> **Your objective**: Could you repeat the entries from the line with "label: Magma chambers: chambers" up to and including the line with "arrow: bottom right", substituting "continent" for "globe land" and changing nothing else?

Stored dataset items:
★ ★ ★
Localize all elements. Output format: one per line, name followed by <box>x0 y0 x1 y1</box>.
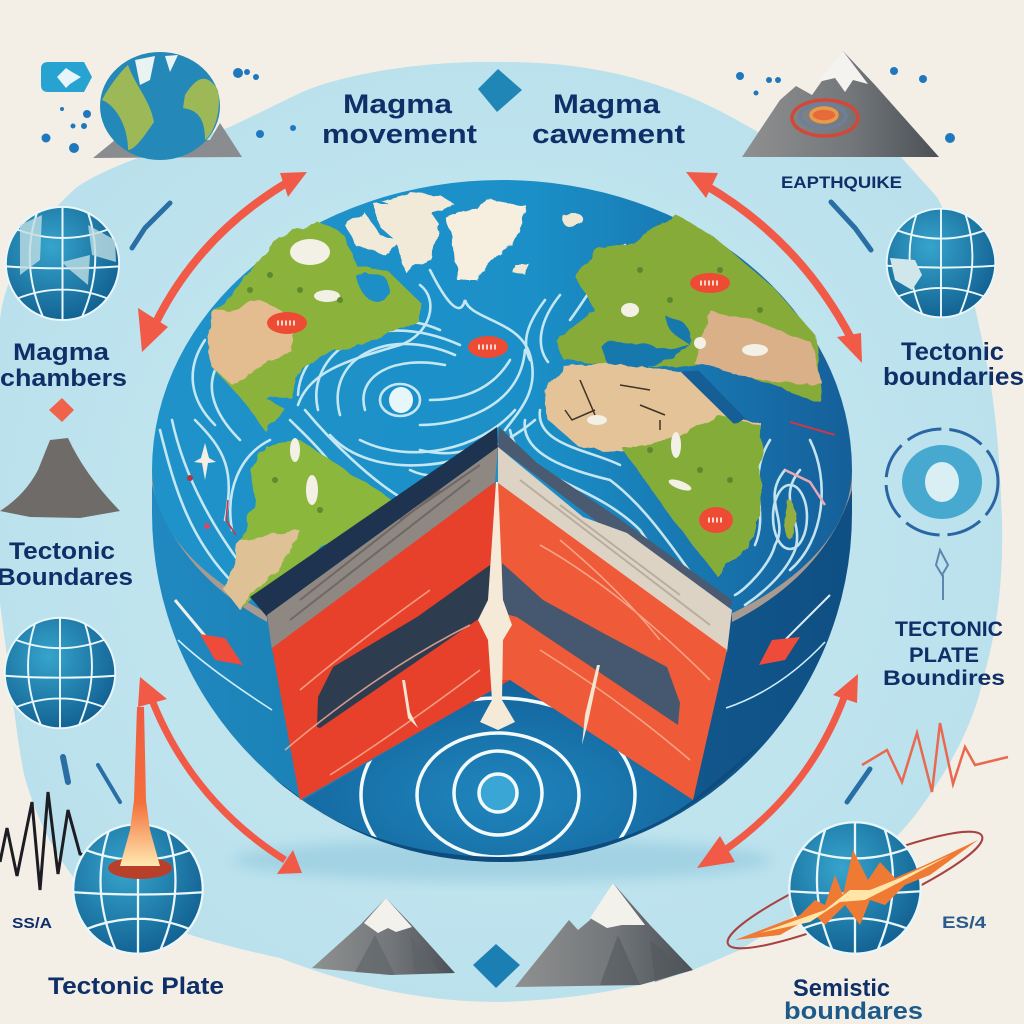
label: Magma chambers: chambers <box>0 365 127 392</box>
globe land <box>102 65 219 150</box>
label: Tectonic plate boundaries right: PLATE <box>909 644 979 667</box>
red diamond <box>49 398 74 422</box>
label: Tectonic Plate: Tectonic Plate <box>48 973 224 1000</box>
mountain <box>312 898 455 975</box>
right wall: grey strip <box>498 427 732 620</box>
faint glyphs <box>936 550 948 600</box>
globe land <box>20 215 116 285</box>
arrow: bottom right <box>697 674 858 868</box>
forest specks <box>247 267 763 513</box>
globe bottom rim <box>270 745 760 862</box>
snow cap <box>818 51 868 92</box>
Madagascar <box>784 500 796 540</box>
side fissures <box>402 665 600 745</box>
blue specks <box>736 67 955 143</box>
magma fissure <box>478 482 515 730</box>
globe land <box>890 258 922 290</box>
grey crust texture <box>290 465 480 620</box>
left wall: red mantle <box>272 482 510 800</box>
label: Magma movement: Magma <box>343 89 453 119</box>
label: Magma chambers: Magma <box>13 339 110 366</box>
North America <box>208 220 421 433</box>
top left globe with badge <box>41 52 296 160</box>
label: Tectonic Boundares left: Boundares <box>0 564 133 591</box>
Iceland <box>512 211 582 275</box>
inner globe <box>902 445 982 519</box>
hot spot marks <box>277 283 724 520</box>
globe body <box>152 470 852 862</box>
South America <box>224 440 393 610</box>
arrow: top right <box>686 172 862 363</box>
★ ★ ★
> **Task answer**:
label: Magma chambers: chambers <box>0 365 127 392</box>
continent <box>102 65 219 150</box>
label: Tectonic plate boundaries right: PLATE <box>909 644 979 667</box>
red diamond <box>49 398 74 422</box>
label: Tectonic Plate: Tectonic Plate <box>48 973 224 1000</box>
mountain <box>312 898 455 975</box>
right wall: grey strip <box>498 427 732 620</box>
faint glyphs <box>936 550 948 600</box>
continent <box>20 215 116 285</box>
arrow: bottom right <box>697 674 858 868</box>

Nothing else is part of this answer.